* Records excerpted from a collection

-- Begin --

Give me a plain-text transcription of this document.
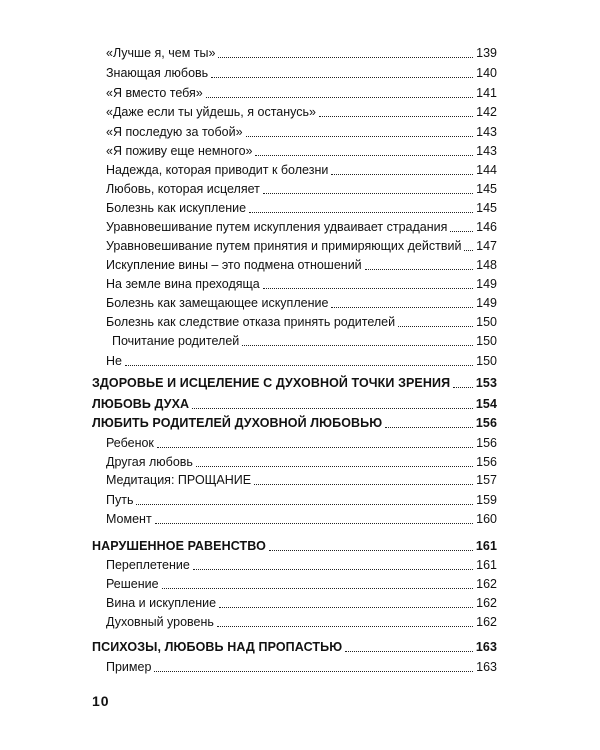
«Лучше я, чем ты»	139
Знающая любовь	140
«Я вместо тебя»	141
«Даже если ты уйдешь, я останусь»	142
«Я последую за тобой»	143
«Я поживу еще немного»	143
Надежда, которая приводит к болезни	144
Любовь, которая исцеляет	145
Болезнь как искупление	145
Уравновешивание путем искупления удваивает страдания 146
Уравновешивание путем принятия и примиряющих действий 147
Искупление вины – это подмена отношений	148
На земле вина преходяща	149
Болезнь как замещающее искупление	149
Болезнь как следствие отказа принять родителей	150
Почитание родителей	150
Не	150
ЗДОРОВЬЕ И ИСЦЕЛЕНИЕ С ДУХОВНОЙ ТОЧКИ ЗРЕНИЯ 153
ЛЮБОВЬ ДУХА	154
ЛЮБИТЬ РОДИТЕЛЕЙ ДУХОВНОЙ ЛЮБОВЬЮ	156
Ребенок	156
Другая любовь	156
Медитация: ПРОЩАНИЕ	157
Путь	159
Момент	160
НАРУШЕННОЕ РАВЕНСТВО	161
Переплетение	161
Решение	162
Вина и искупление	162
Духовный уровень	162
ПСИХОЗЫ, ЛЮБОВЬ НАД ПРОПАСТЬЮ	163
Пример	163
10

-- End --

* DESCRIPTION OF THE TASK
Extract all the data above exactly, excluding every picture.

* RESPONSE
Give me a plain-text transcription of this document.
«Лучше я, чем ты»	139
Знающая любовь	140
«Я вместо тебя»	141
«Даже если ты уйдешь, я останусь»	142
«Я последую за тобой»	143
«Я поживу еще немного»	143
Надежда, которая приводит к болезни	144
Любовь, которая исцеляет	145
Болезнь как искупление	145
Уравновешивание путем искупления удваивает страдания 146
Уравновешивание путем принятия и примиряющих действий 147
Искупление вины – это подмена отношений	148
На земле вина преходяща	149
Болезнь как замещающее искупление	149
Болезнь как следствие отказа принять родителей	150
Почитание родителей	150
Не	150
ЗДОРОВЬЕ И ИСЦЕЛЕНИЕ С ДУХОВНОЙ ТОЧКИ ЗРЕНИЯ 153
ЛЮБОВЬ ДУХА	154
ЛЮБИТЬ РОДИТЕЛЕЙ ДУХОВНОЙ ЛЮБОВЬЮ	156
Ребенок	156
Другая любовь	156
Медитация: ПРОЩАНИЕ	157
Путь	159
Момент	160
НАРУШЕННОЕ РАВЕНСТВО	161
Переплетение	161
Решение	162
Вина и искупление	162
Духовный уровень	162
ПСИХОЗЫ, ЛЮБОВЬ НАД ПРОПАСТЬЮ	163
Пример	163
10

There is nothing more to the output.